- Instruction: Copy out all the data, word for word.

- Extracted information:
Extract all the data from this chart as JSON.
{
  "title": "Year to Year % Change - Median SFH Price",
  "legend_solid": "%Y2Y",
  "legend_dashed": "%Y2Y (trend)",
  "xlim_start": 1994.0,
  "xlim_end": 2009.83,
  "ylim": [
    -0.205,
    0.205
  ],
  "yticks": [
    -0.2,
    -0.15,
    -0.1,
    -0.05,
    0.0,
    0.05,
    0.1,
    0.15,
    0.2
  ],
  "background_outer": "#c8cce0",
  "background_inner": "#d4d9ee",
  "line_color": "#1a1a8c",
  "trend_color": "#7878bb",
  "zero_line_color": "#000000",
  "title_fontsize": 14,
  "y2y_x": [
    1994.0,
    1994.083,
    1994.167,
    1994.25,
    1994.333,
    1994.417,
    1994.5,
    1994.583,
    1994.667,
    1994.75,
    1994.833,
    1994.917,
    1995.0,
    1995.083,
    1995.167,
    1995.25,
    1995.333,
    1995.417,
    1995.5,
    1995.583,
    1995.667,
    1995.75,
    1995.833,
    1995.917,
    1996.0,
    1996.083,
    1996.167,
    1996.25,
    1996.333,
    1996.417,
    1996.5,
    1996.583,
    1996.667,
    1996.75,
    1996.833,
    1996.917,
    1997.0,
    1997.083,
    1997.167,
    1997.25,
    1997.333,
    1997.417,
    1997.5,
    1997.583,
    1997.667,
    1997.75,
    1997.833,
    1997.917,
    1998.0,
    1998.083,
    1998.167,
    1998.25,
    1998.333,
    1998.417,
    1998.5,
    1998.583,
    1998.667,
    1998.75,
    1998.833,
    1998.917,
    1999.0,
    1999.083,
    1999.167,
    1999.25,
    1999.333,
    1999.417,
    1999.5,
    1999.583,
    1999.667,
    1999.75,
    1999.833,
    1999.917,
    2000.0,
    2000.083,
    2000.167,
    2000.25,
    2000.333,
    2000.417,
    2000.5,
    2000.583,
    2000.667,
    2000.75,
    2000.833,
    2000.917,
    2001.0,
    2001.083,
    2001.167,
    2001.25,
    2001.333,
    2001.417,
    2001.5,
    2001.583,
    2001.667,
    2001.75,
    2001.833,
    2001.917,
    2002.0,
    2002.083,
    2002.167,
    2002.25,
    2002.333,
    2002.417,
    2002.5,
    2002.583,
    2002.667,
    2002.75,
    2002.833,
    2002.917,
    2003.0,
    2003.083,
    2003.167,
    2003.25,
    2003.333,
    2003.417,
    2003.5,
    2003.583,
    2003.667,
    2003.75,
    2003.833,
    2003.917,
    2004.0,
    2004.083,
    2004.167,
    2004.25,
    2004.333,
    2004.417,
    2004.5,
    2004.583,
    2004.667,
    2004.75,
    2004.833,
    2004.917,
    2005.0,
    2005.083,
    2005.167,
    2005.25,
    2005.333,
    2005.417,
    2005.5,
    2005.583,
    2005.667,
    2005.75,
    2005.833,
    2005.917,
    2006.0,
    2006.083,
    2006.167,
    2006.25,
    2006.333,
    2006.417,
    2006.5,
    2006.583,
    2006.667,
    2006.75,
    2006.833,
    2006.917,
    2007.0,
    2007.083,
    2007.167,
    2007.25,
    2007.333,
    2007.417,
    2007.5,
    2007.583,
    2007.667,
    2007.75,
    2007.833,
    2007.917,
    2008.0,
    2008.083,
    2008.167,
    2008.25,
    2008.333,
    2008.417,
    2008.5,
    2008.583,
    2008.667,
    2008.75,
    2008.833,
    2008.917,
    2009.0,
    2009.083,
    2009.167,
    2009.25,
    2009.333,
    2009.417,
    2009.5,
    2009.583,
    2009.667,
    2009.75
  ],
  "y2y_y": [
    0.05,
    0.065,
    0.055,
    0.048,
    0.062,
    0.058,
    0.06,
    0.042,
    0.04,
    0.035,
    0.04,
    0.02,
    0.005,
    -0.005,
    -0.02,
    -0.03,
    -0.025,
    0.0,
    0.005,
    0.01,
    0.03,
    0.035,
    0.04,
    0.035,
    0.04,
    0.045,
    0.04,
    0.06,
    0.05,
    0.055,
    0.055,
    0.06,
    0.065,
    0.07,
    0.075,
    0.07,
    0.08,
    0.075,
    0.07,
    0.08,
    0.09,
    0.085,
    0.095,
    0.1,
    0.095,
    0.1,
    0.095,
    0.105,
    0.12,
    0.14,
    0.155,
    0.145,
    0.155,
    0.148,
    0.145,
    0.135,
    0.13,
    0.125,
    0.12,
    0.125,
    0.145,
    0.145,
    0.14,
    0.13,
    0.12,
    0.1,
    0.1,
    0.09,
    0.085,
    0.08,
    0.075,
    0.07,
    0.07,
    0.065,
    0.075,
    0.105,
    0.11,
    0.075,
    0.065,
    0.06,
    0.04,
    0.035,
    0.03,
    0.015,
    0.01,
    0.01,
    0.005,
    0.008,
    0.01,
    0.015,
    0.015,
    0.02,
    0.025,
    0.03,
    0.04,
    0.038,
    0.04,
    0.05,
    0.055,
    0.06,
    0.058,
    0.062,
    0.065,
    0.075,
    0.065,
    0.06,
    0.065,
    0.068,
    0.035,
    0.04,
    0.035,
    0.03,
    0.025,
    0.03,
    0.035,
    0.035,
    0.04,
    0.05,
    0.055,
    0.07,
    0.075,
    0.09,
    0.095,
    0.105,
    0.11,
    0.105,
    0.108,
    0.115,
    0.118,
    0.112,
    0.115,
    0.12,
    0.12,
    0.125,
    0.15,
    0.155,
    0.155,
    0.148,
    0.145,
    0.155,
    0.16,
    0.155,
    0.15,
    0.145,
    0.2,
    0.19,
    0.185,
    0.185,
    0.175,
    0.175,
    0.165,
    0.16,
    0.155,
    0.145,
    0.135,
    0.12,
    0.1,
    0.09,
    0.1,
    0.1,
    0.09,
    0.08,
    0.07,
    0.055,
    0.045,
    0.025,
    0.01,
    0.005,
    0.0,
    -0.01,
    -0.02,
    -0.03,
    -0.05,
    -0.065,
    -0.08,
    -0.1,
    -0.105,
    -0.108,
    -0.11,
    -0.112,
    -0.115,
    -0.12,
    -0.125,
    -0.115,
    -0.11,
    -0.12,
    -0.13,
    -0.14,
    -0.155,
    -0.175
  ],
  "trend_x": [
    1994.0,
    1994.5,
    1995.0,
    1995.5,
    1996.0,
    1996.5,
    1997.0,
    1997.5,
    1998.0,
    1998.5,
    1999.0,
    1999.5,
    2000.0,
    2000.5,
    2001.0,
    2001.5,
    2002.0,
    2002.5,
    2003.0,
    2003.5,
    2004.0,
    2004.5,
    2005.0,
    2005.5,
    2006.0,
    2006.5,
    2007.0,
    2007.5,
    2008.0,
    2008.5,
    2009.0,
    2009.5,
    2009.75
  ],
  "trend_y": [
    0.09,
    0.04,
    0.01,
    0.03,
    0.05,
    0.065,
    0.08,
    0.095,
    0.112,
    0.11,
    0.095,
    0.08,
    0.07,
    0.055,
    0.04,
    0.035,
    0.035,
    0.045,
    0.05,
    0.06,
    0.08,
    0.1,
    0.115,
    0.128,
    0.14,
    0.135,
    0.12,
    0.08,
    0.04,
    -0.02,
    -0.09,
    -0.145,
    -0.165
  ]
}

- Full output:
Extract all the data from this chart as JSON.
{
  "title": "Year to Year % Change - Median SFH Price",
  "legend_solid": "%Y2Y",
  "legend_dashed": "%Y2Y (trend)",
  "xlim_start": 1994.0,
  "xlim_end": 2009.83,
  "ylim": [
    -0.205,
    0.205
  ],
  "yticks": [
    -0.2,
    -0.15,
    -0.1,
    -0.05,
    0.0,
    0.05,
    0.1,
    0.15,
    0.2
  ],
  "background_outer": "#c8cce0",
  "background_inner": "#d4d9ee",
  "line_color": "#1a1a8c",
  "trend_color": "#7878bb",
  "zero_line_color": "#000000",
  "title_fontsize": 14,
  "y2y_x": [
    1994.0,
    1994.083,
    1994.167,
    1994.25,
    1994.333,
    1994.417,
    1994.5,
    1994.583,
    1994.667,
    1994.75,
    1994.833,
    1994.917,
    1995.0,
    1995.083,
    1995.167,
    1995.25,
    1995.333,
    1995.417,
    1995.5,
    1995.583,
    1995.667,
    1995.75,
    1995.833,
    1995.917,
    1996.0,
    1996.083,
    1996.167,
    1996.25,
    1996.333,
    1996.417,
    1996.5,
    1996.583,
    1996.667,
    1996.75,
    1996.833,
    1996.917,
    1997.0,
    1997.083,
    1997.167,
    1997.25,
    1997.333,
    1997.417,
    1997.5,
    1997.583,
    1997.667,
    1997.75,
    1997.833,
    1997.917,
    1998.0,
    1998.083,
    1998.167,
    1998.25,
    1998.333,
    1998.417,
    1998.5,
    1998.583,
    1998.667,
    1998.75,
    1998.833,
    1998.917,
    1999.0,
    1999.083,
    1999.167,
    1999.25,
    1999.333,
    1999.417,
    1999.5,
    1999.583,
    1999.667,
    1999.75,
    1999.833,
    1999.917,
    2000.0,
    2000.083,
    2000.167,
    2000.25,
    2000.333,
    2000.417,
    2000.5,
    2000.583,
    2000.667,
    2000.75,
    2000.833,
    2000.917,
    2001.0,
    2001.083,
    2001.167,
    2001.25,
    2001.333,
    2001.417,
    2001.5,
    2001.583,
    2001.667,
    2001.75,
    2001.833,
    2001.917,
    2002.0,
    2002.083,
    2002.167,
    2002.25,
    2002.333,
    2002.417,
    2002.5,
    2002.583,
    2002.667,
    2002.75,
    2002.833,
    2002.917,
    2003.0,
    2003.083,
    2003.167,
    2003.25,
    2003.333,
    2003.417,
    2003.5,
    2003.583,
    2003.667,
    2003.75,
    2003.833,
    2003.917,
    2004.0,
    2004.083,
    2004.167,
    2004.25,
    2004.333,
    2004.417,
    2004.5,
    2004.583,
    2004.667,
    2004.75,
    2004.833,
    2004.917,
    2005.0,
    2005.083,
    2005.167,
    2005.25,
    2005.333,
    2005.417,
    2005.5,
    2005.583,
    2005.667,
    2005.75,
    2005.833,
    2005.917,
    2006.0,
    2006.083,
    2006.167,
    2006.25,
    2006.333,
    2006.417,
    2006.5,
    2006.583,
    2006.667,
    2006.75,
    2006.833,
    2006.917,
    2007.0,
    2007.083,
    2007.167,
    2007.25,
    2007.333,
    2007.417,
    2007.5,
    2007.583,
    2007.667,
    2007.75,
    2007.833,
    2007.917,
    2008.0,
    2008.083,
    2008.167,
    2008.25,
    2008.333,
    2008.417,
    2008.5,
    2008.583,
    2008.667,
    2008.75,
    2008.833,
    2008.917,
    2009.0,
    2009.083,
    2009.167,
    2009.25,
    2009.333,
    2009.417,
    2009.5,
    2009.583,
    2009.667,
    2009.75
  ],
  "y2y_y": [
    0.05,
    0.065,
    0.055,
    0.048,
    0.062,
    0.058,
    0.06,
    0.042,
    0.04,
    0.035,
    0.04,
    0.02,
    0.005,
    -0.005,
    -0.02,
    -0.03,
    -0.025,
    0.0,
    0.005,
    0.01,
    0.03,
    0.035,
    0.04,
    0.035,
    0.04,
    0.045,
    0.04,
    0.06,
    0.05,
    0.055,
    0.055,
    0.06,
    0.065,
    0.07,
    0.075,
    0.07,
    0.08,
    0.075,
    0.07,
    0.08,
    0.09,
    0.085,
    0.095,
    0.1,
    0.095,
    0.1,
    0.095,
    0.105,
    0.12,
    0.14,
    0.155,
    0.145,
    0.155,
    0.148,
    0.145,
    0.135,
    0.13,
    0.125,
    0.12,
    0.125,
    0.145,
    0.145,
    0.14,
    0.13,
    0.12,
    0.1,
    0.1,
    0.09,
    0.085,
    0.08,
    0.075,
    0.07,
    0.07,
    0.065,
    0.075,
    0.105,
    0.11,
    0.075,
    0.065,
    0.06,
    0.04,
    0.035,
    0.03,
    0.015,
    0.01,
    0.01,
    0.005,
    0.008,
    0.01,
    0.015,
    0.015,
    0.02,
    0.025,
    0.03,
    0.04,
    0.038,
    0.04,
    0.05,
    0.055,
    0.06,
    0.058,
    0.062,
    0.065,
    0.075,
    0.065,
    0.06,
    0.065,
    0.068,
    0.035,
    0.04,
    0.035,
    0.03,
    0.025,
    0.03,
    0.035,
    0.035,
    0.04,
    0.05,
    0.055,
    0.07,
    0.075,
    0.09,
    0.095,
    0.105,
    0.11,
    0.105,
    0.108,
    0.115,
    0.118,
    0.112,
    0.115,
    0.12,
    0.12,
    0.125,
    0.15,
    0.155,
    0.155,
    0.148,
    0.145,
    0.155,
    0.16,
    0.155,
    0.15,
    0.145,
    0.2,
    0.19,
    0.185,
    0.185,
    0.175,
    0.175,
    0.165,
    0.16,
    0.155,
    0.145,
    0.135,
    0.12,
    0.1,
    0.09,
    0.1,
    0.1,
    0.09,
    0.08,
    0.07,
    0.055,
    0.045,
    0.025,
    0.01,
    0.005,
    0.0,
    -0.01,
    -0.02,
    -0.03,
    -0.05,
    -0.065,
    -0.08,
    -0.1,
    -0.105,
    -0.108,
    -0.11,
    -0.112,
    -0.115,
    -0.12,
    -0.125,
    -0.115,
    -0.11,
    -0.12,
    -0.13,
    -0.14,
    -0.155,
    -0.175
  ],
  "trend_x": [
    1994.0,
    1994.5,
    1995.0,
    1995.5,
    1996.0,
    1996.5,
    1997.0,
    1997.5,
    1998.0,
    1998.5,
    1999.0,
    1999.5,
    2000.0,
    2000.5,
    2001.0,
    2001.5,
    2002.0,
    2002.5,
    2003.0,
    2003.5,
    2004.0,
    2004.5,
    2005.0,
    2005.5,
    2006.0,
    2006.5,
    2007.0,
    2007.5,
    2008.0,
    2008.5,
    2009.0,
    2009.5,
    2009.75
  ],
  "trend_y": [
    0.09,
    0.04,
    0.01,
    0.03,
    0.05,
    0.065,
    0.08,
    0.095,
    0.112,
    0.11,
    0.095,
    0.08,
    0.07,
    0.055,
    0.04,
    0.035,
    0.035,
    0.045,
    0.05,
    0.06,
    0.08,
    0.1,
    0.115,
    0.128,
    0.14,
    0.135,
    0.12,
    0.08,
    0.04,
    -0.02,
    -0.09,
    -0.145,
    -0.165
  ]
}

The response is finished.